Print the entries below in their entirety, exactly as they are written.

* begin DATA TO PROCESS *

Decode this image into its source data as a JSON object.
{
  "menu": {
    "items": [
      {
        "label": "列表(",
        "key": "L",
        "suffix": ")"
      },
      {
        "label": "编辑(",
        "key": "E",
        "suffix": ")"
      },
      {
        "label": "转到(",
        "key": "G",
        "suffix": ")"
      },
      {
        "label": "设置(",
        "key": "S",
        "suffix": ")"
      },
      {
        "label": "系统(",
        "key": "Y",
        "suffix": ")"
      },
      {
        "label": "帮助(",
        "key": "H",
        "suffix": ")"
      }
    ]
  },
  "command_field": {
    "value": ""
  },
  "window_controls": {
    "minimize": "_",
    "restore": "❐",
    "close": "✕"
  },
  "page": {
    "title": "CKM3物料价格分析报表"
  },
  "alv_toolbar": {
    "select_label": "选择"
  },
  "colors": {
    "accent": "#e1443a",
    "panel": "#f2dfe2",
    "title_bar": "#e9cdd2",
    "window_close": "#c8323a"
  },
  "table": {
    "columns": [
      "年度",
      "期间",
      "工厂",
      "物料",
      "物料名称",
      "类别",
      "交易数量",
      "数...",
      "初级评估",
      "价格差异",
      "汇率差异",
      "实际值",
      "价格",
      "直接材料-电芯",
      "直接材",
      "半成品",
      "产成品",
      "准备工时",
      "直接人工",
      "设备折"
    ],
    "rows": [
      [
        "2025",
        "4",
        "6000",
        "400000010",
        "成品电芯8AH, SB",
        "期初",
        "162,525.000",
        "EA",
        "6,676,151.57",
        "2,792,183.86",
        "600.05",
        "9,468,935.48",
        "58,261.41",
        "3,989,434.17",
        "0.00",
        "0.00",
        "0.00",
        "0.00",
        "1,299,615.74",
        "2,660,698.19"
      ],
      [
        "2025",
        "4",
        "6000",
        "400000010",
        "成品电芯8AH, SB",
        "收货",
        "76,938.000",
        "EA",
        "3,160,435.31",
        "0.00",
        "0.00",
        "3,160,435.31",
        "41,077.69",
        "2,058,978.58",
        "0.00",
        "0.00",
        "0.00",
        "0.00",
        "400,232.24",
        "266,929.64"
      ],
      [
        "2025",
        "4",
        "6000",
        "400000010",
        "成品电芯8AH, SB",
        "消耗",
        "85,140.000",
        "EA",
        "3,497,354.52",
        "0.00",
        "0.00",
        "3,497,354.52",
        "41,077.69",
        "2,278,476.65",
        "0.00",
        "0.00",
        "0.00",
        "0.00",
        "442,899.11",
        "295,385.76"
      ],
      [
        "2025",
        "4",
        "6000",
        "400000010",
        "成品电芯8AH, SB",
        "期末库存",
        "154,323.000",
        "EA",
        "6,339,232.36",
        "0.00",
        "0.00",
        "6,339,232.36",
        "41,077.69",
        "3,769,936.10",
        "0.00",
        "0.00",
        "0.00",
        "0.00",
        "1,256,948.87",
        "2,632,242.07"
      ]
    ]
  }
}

* end DATA TO PROCESS *

» COMPLETED TASK
Decode this image into its source data as a JSON object.
{
  "menu": {
    "items": [
      {
        "label": "列表(",
        "key": "L",
        "suffix": ")"
      },
      {
        "label": "编辑(",
        "key": "E",
        "suffix": ")"
      },
      {
        "label": "转到(",
        "key": "G",
        "suffix": ")"
      },
      {
        "label": "设置(",
        "key": "S",
        "suffix": ")"
      },
      {
        "label": "系统(",
        "key": "Y",
        "suffix": ")"
      },
      {
        "label": "帮助(",
        "key": "H",
        "suffix": ")"
      }
    ]
  },
  "command_field": {
    "value": ""
  },
  "window_controls": {
    "minimize": "_",
    "restore": "❐",
    "close": "✕"
  },
  "page": {
    "title": "CKM3物料价格分析报表"
  },
  "alv_toolbar": {
    "select_label": "选择"
  },
  "colors": {
    "accent": "#e1443a",
    "panel": "#f2dfe2",
    "title_bar": "#e9cdd2",
    "window_close": "#c8323a"
  },
  "table": {
    "columns": [
      "年度",
      "期间",
      "工厂",
      "物料",
      "物料名称",
      "类别",
      "交易数量",
      "数...",
      "初级评估",
      "价格差异",
      "汇率差异",
      "实际值",
      "价格",
      "直接材料-电芯",
      "直接材",
      "半成品",
      "产成品",
      "准备工时",
      "直接人工",
      "设备折"
    ],
    "rows": [
      [
        "2025",
        "4",
        "6000",
        "400000010",
        "成品电芯8AH, SB",
        "期初",
        "162,525.000",
        "EA",
        "6,676,151.57",
        "2,792,183.86",
        "600.05",
        "9,468,935.48",
        "58,261.41",
        "3,989,434.17",
        "0.00",
        "0.00",
        "0.00",
        "0.00",
        "1,299,615.74",
        "2,660,698.19"
      ],
      [
        "2025",
        "4",
        "6000",
        "400000010",
        "成品电芯8AH, SB",
        "收货",
        "76,938.000",
        "EA",
        "3,160,435.31",
        "0.00",
        "0.00",
        "3,160,435.31",
        "41,077.69",
        "2,058,978.58",
        "0.00",
        "0.00",
        "0.00",
        "0.00",
        "400,232.24",
        "266,929.64"
      ],
      [
        "2025",
        "4",
        "6000",
        "400000010",
        "成品电芯8AH, SB",
        "消耗",
        "85,140.000",
        "EA",
        "3,497,354.52",
        "0.00",
        "0.00",
        "3,497,354.52",
        "41,077.69",
        "2,278,476.65",
        "0.00",
        "0.00",
        "0.00",
        "0.00",
        "442,899.11",
        "295,385.76"
      ],
      [
        "2025",
        "4",
        "6000",
        "400000010",
        "成品电芯8AH, SB",
        "期末库存",
        "154,323.000",
        "EA",
        "6,339,232.36",
        "0.00",
        "0.00",
        "6,339,232.36",
        "41,077.69",
        "3,769,936.10",
        "0.00",
        "0.00",
        "0.00",
        "0.00",
        "1,256,948.87",
        "2,632,242.07"
      ]
    ]
  }
}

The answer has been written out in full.